Stored data ::
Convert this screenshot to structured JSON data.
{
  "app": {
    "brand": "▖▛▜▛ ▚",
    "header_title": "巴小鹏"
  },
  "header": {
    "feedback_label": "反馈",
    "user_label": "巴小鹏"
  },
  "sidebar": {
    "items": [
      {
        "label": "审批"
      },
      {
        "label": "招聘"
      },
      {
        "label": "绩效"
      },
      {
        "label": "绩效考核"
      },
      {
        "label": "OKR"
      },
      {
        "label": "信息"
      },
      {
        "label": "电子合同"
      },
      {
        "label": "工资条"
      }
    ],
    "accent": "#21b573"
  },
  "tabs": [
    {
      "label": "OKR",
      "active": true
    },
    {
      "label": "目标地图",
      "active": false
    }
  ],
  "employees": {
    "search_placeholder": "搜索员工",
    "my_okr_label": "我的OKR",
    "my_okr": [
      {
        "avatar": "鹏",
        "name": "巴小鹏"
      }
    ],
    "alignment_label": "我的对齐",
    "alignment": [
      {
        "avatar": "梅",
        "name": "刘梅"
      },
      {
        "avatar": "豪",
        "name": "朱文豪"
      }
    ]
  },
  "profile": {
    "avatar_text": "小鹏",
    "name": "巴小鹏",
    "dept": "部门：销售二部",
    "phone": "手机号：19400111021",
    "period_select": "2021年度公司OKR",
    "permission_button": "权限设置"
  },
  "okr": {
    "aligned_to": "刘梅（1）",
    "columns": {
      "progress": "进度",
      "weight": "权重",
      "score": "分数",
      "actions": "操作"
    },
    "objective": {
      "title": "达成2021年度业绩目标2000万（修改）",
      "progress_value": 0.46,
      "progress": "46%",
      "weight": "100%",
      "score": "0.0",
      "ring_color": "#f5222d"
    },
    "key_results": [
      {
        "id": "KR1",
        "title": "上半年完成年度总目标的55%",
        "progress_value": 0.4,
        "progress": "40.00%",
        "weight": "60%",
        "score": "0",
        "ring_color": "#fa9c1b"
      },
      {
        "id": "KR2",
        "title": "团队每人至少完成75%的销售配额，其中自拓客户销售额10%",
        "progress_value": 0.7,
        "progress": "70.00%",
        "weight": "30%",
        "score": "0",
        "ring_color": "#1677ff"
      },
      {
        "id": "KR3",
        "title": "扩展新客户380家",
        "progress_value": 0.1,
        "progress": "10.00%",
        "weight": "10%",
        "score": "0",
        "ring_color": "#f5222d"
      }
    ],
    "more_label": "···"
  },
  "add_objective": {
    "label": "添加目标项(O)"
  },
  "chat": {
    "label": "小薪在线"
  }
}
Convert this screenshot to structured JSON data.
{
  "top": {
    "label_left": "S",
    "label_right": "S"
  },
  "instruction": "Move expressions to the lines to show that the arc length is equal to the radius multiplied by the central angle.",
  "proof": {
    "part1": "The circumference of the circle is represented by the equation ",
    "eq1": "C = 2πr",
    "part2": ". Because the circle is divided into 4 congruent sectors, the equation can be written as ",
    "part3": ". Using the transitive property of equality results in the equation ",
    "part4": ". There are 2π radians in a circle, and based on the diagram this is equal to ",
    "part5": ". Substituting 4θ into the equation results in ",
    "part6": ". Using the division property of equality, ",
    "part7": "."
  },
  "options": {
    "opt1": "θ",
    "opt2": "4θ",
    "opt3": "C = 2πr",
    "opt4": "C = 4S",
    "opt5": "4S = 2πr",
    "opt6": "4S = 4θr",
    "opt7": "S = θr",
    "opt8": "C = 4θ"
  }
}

Aim of the task :: Print every record exactly as it was given.

Full solution ::
Convert this screenshot to structured JSON data.
{
  "app": {
    "brand": "▖▛▜▛ ▚",
    "header_title": "巴小鹏"
  },
  "header": {
    "feedback_label": "反馈",
    "user_label": "巴小鹏"
  },
  "sidebar": {
    "items": [
      {
        "label": "审批"
      },
      {
        "label": "招聘"
      },
      {
        "label": "绩效"
      },
      {
        "label": "绩效考核"
      },
      {
        "label": "OKR"
      },
      {
        "label": "信息"
      },
      {
        "label": "电子合同"
      },
      {
        "label": "工资条"
      }
    ],
    "accent": "#21b573"
  },
  "tabs": [
    {
      "label": "OKR",
      "active": true
    },
    {
      "label": "目标地图",
      "active": false
    }
  ],
  "employees": {
    "search_placeholder": "搜索员工",
    "my_okr_label": "我的OKR",
    "my_okr": [
      {
        "avatar": "鹏",
        "name": "巴小鹏"
      }
    ],
    "alignment_label": "我的对齐",
    "alignment": [
      {
        "avatar": "梅",
        "name": "刘梅"
      },
      {
        "avatar": "豪",
        "name": "朱文豪"
      }
    ]
  },
  "profile": {
    "avatar_text": "小鹏",
    "name": "巴小鹏",
    "dept": "部门：销售二部",
    "phone": "手机号：19400111021",
    "period_select": "2021年度公司OKR",
    "permission_button": "权限设置"
  },
  "okr": {
    "aligned_to": "刘梅（1）",
    "columns": {
      "progress": "进度",
      "weight": "权重",
      "score": "分数",
      "actions": "操作"
    },
    "objective": {
      "title": "达成2021年度业绩目标2000万（修改）",
      "progress_value": 0.46,
      "progress": "46%",
      "weight": "100%",
      "score": "0.0",
      "ring_color": "#f5222d"
    },
    "key_results": [
      {
        "id": "KR1",
        "title": "上半年完成年度总目标的55%",
        "progress_value": 0.4,
        "progress": "40.00%",
        "weight": "60%",
        "score": "0",
        "ring_color": "#fa9c1b"
      },
      {
        "id": "KR2",
        "title": "团队每人至少完成75%的销售配额，其中自拓客户销售额10%",
        "progress_value": 0.7,
        "progress": "70.00%",
        "weight": "30%",
        "score": "0",
        "ring_color": "#1677ff"
      },
      {
        "id": "KR3",
        "title": "扩展新客户380家",
        "progress_value": 0.1,
        "progress": "10.00%",
        "weight": "10%",
        "score": "0",
        "ring_color": "#f5222d"
      }
    ],
    "more_label": "···"
  },
  "add_objective": {
    "label": "添加目标项(O)"
  },
  "chat": {
    "label": "小薪在线"
  }
}
Convert this screenshot to structured JSON data.
{
  "top": {
    "label_left": "S",
    "label_right": "S"
  },
  "instruction": "Move expressions to the lines to show that the arc length is equal to the radius multiplied by the central angle.",
  "proof": {
    "part1": "The circumference of the circle is represented by the equation ",
    "eq1": "C = 2πr",
    "part2": ". Because the circle is divided into 4 congruent sectors, the equation can be written as ",
    "part3": ". Using the transitive property of equality results in the equation ",
    "part4": ". There are 2π radians in a circle, and based on the diagram this is equal to ",
    "part5": ". Substituting 4θ into the equation results in ",
    "part6": ". Using the division property of equality, ",
    "part7": "."
  },
  "options": {
    "opt1": "θ",
    "opt2": "4θ",
    "opt3": "C = 2πr",
    "opt4": "C = 4S",
    "opt5": "4S = 2πr",
    "opt6": "4S = 4θr",
    "opt7": "S = θr",
    "opt8": "C = 4θ"
  }
}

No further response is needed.